━━ STORED RECORDS
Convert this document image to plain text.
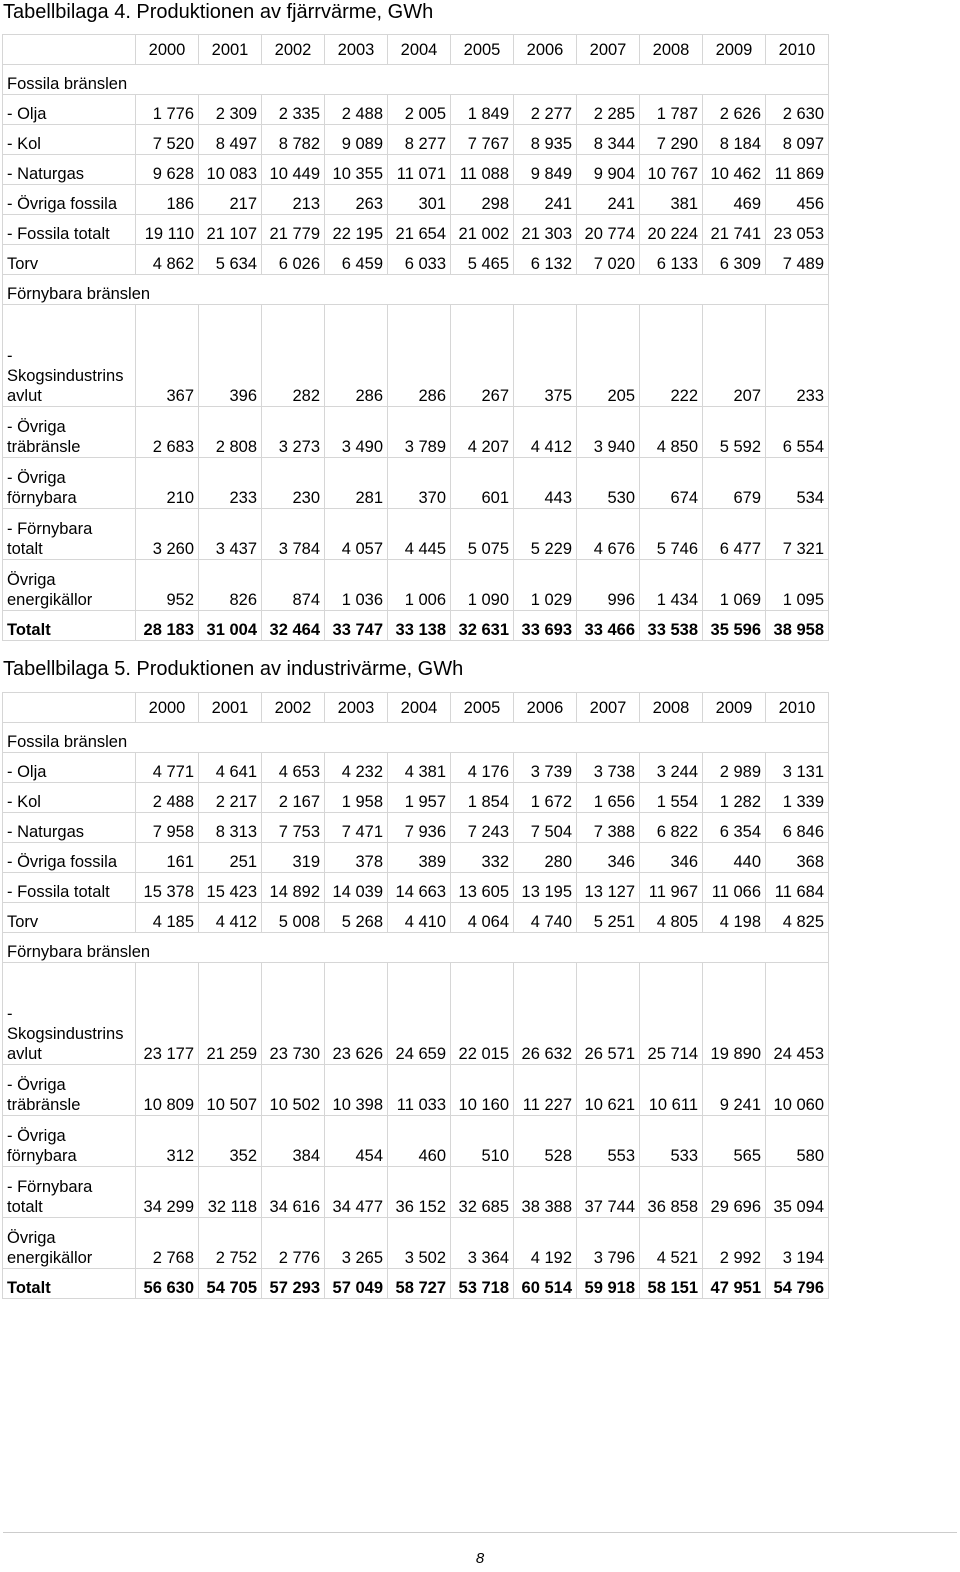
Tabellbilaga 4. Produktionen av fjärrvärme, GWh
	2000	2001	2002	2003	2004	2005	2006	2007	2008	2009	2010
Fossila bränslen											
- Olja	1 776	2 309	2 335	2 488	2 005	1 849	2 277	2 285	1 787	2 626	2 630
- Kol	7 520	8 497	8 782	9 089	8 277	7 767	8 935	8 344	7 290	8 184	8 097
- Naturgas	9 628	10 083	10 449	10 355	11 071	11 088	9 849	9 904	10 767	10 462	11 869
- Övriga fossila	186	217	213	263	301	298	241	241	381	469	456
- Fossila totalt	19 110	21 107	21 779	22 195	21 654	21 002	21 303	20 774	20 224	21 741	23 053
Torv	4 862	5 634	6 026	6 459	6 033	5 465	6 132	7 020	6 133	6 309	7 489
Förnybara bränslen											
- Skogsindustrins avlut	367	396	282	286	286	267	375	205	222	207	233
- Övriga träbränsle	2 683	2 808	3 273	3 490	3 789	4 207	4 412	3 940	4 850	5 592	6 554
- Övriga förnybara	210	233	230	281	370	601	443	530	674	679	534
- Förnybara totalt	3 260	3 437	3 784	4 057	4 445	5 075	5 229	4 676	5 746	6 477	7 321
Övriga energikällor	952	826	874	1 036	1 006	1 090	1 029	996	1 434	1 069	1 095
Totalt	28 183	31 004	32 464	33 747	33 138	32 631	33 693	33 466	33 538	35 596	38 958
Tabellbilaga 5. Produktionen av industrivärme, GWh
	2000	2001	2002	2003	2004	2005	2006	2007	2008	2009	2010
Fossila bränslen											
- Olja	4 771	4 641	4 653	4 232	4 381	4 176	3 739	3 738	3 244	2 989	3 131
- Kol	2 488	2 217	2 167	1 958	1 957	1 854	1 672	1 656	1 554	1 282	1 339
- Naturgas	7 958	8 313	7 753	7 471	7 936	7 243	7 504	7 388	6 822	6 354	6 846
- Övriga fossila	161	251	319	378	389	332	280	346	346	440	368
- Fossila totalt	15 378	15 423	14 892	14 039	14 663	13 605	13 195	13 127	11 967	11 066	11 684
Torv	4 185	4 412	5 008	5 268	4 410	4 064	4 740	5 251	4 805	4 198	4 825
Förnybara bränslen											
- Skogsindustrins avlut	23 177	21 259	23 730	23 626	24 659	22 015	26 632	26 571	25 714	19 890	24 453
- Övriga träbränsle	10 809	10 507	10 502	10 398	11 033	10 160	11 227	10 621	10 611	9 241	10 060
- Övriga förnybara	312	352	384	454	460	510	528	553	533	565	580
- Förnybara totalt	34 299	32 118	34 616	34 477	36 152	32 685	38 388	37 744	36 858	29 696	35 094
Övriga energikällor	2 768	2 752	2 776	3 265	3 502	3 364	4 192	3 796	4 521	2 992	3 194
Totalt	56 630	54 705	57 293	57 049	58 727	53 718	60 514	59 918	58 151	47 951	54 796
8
━━━━
→ **GIVEN INSTRUCTION**: Gather all lines with the string "avlut" from the data.

→ **ANSWER TO THE PROBLEM**:
- Skogsindustrins avlut	367	396	282	286	286	267	375	205	222	207	233
- Skogsindustrins avlut	23 177	21 259	23 730	23 626	24 659	22 015	26 632	26 571	25 714	19 890	24 453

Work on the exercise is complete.